Problem to solve: Print the entries in full, word for word, but not the pictures.

########

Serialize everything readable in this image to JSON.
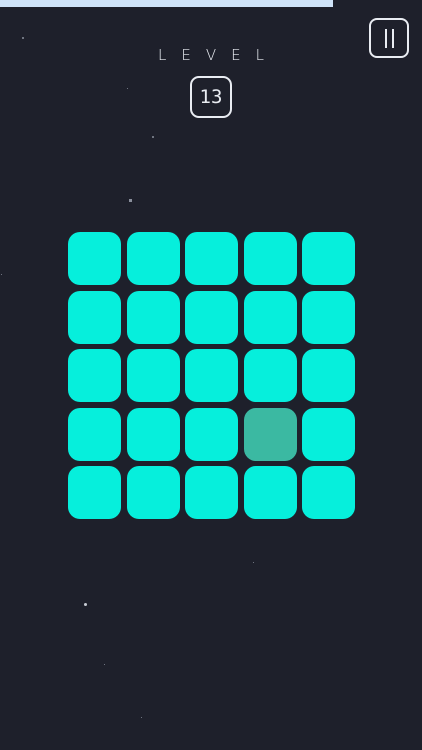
{
  "header": {
    "level_label": "LEVEL",
    "level_number": "13",
    "timer_progress": 0.79
  },
  "icons": {
    "pause": "pause-icon"
  },
  "colors": {
    "background": "#1e202b",
    "tile_active": "#06efdc",
    "tile_dim": "#3bb9a2",
    "timer": "#cfe3f8",
    "outline": "#e9ecf2"
  },
  "board": {
    "rows": 5,
    "cols": 5,
    "tiles": [
      [
        "on",
        "on",
        "on",
        "on",
        "on"
      ],
      [
        "on",
        "on",
        "on",
        "on",
        "on"
      ],
      [
        "on",
        "on",
        "on",
        "on",
        "on"
      ],
      [
        "on",
        "on",
        "on",
        "off",
        "on"
      ],
      [
        "on",
        "on",
        "on",
        "on",
        "on"
      ]
    ]
  }
}
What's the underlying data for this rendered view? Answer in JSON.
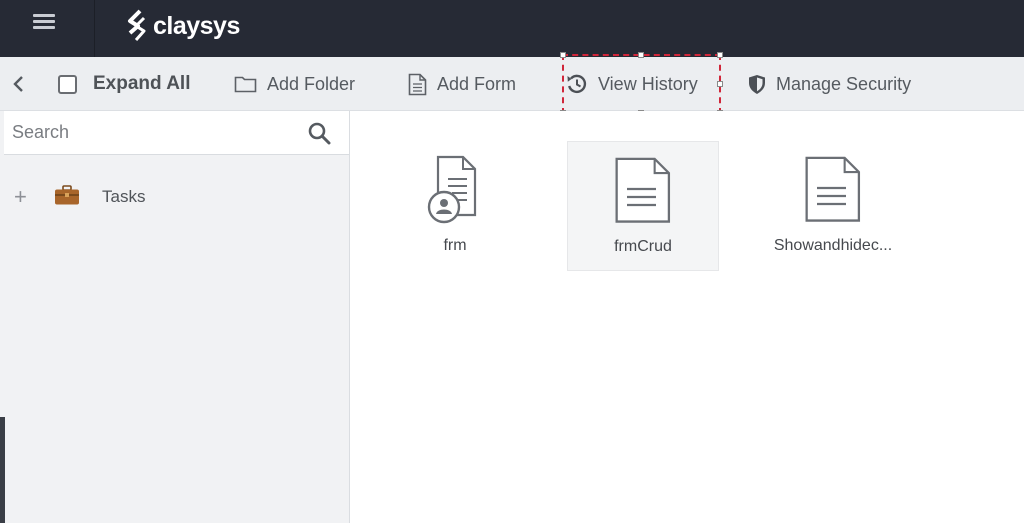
{
  "app": {
    "brand": "claysys"
  },
  "toolbar": {
    "back_icon": "chevron-left-icon",
    "expand_all_label": "Expand All",
    "add_folder_label": "Add Folder",
    "add_form_label": "Add Form",
    "view_history_label": "View History",
    "manage_security_label": "Manage Security"
  },
  "sidebar": {
    "search_placeholder": "Search",
    "tree": [
      {
        "label": "Tasks",
        "expander": "+"
      }
    ]
  },
  "forms": [
    {
      "name": "frm",
      "icon": "user-form-icon"
    },
    {
      "name": "frmCrud",
      "icon": "document-icon",
      "selected": true
    },
    {
      "name": "Showandhidec...",
      "icon": "document-icon"
    }
  ],
  "colors": {
    "topbar": "#262a35",
    "highlight": "#d0263a",
    "briefcase": "#a8652a"
  }
}
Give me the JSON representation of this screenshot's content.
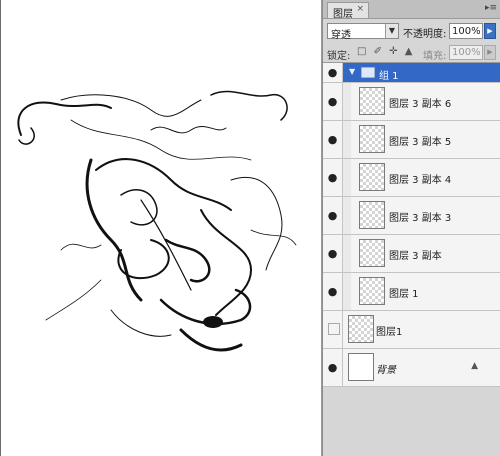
{
  "panel": {
    "tab_label": "图层",
    "tab_close": "×",
    "menu_icon": "▸≡",
    "blend_mode": "穿透",
    "opacity_label": "不透明度:",
    "opacity_value": "100%",
    "lock_label": "锁定:",
    "lock_icons": "□ ✐ ✛ ▲",
    "fill_label": "填充:",
    "fill_value": "100%"
  },
  "layers": [
    {
      "type": "group",
      "name": "组 1",
      "visible": true,
      "selected": true
    },
    {
      "type": "layer",
      "name": "图层 3 副本 6",
      "visible": true,
      "indent": true
    },
    {
      "type": "layer",
      "name": "图层 3 副本 5",
      "visible": true,
      "indent": true
    },
    {
      "type": "layer",
      "name": "图层 3 副本 4",
      "visible": true,
      "indent": true
    },
    {
      "type": "layer",
      "name": "图层 3 副本 3",
      "visible": true,
      "indent": true
    },
    {
      "type": "layer",
      "name": "图层 3 副本",
      "visible": true,
      "indent": true
    },
    {
      "type": "layer",
      "name": "图层 1",
      "visible": true,
      "indent": true
    },
    {
      "type": "layer",
      "name": "图层1",
      "visible": false,
      "indent": false
    },
    {
      "type": "background",
      "name": "背景",
      "visible": true,
      "indent": false,
      "locked": true
    }
  ],
  "colors": {
    "selection": "#3468c6",
    "panel_bg": "#d6d6d6"
  }
}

########

Written reply:
Serialize everything readable in this image to JSON.
{
  "header": {
    "level_label": "LEVEL",
    "level_number": "13",
    "timer_progress": 0.79
  },
  "icons": {
    "pause": "pause-icon"
  },
  "colors": {
    "background": "#1e202b",
    "tile_active": "#06efdc",
    "tile_dim": "#3bb9a2",
    "timer": "#cfe3f8",
    "outline": "#e9ecf2"
  },
  "board": {
    "rows": 5,
    "cols": 5,
    "tiles": [
      [
        "on",
        "on",
        "on",
        "on",
        "on"
      ],
      [
        "on",
        "on",
        "on",
        "on",
        "on"
      ],
      [
        "on",
        "on",
        "on",
        "on",
        "on"
      ],
      [
        "on",
        "on",
        "on",
        "off",
        "on"
      ],
      [
        "on",
        "on",
        "on",
        "on",
        "on"
      ]
    ]
  }
}
What's the underlying data for this rendered view? Answer in JSON.
{
  "app": {
    "brand": "claysys"
  },
  "toolbar": {
    "back_icon": "chevron-left-icon",
    "expand_all_label": "Expand All",
    "add_folder_label": "Add Folder",
    "add_form_label": "Add Form",
    "view_history_label": "View History",
    "manage_security_label": "Manage Security"
  },
  "sidebar": {
    "search_placeholder": "Search",
    "tree": [
      {
        "label": "Tasks",
        "expander": "+"
      }
    ]
  },
  "forms": [
    {
      "name": "frm",
      "icon": "user-form-icon"
    },
    {
      "name": "frmCrud",
      "icon": "document-icon",
      "selected": true
    },
    {
      "name": "Showandhidec...",
      "icon": "document-icon"
    }
  ],
  "colors": {
    "topbar": "#262a35",
    "highlight": "#d0263a",
    "briefcase": "#a8652a"
  }
}
Give me the JSON representation of this screenshot's content.
{
  "panel": {
    "tab_label": "图层",
    "tab_close": "×",
    "menu_icon": "▸≡",
    "blend_mode": "穿透",
    "opacity_label": "不透明度:",
    "opacity_value": "100%",
    "lock_label": "锁定:",
    "lock_icons": "□ ✐ ✛ ▲",
    "fill_label": "填充:",
    "fill_value": "100%"
  },
  "layers": [
    {
      "type": "group",
      "name": "组 1",
      "visible": true,
      "selected": true
    },
    {
      "type": "layer",
      "name": "图层 3 副本 6",
      "visible": true,
      "indent": true
    },
    {
      "type": "layer",
      "name": "图层 3 副本 5",
      "visible": true,
      "indent": true
    },
    {
      "type": "layer",
      "name": "图层 3 副本 4",
      "visible": true,
      "indent": true
    },
    {
      "type": "layer",
      "name": "图层 3 副本 3",
      "visible": true,
      "indent": true
    },
    {
      "type": "layer",
      "name": "图层 3 副本",
      "visible": true,
      "indent": true
    },
    {
      "type": "layer",
      "name": "图层 1",
      "visible": true,
      "indent": true
    },
    {
      "type": "layer",
      "name": "图层1",
      "visible": false,
      "indent": false
    },
    {
      "type": "background",
      "name": "背景",
      "visible": true,
      "indent": false,
      "locked": true
    }
  ],
  "colors": {
    "selection": "#3468c6",
    "panel_bg": "#d6d6d6"
  }
}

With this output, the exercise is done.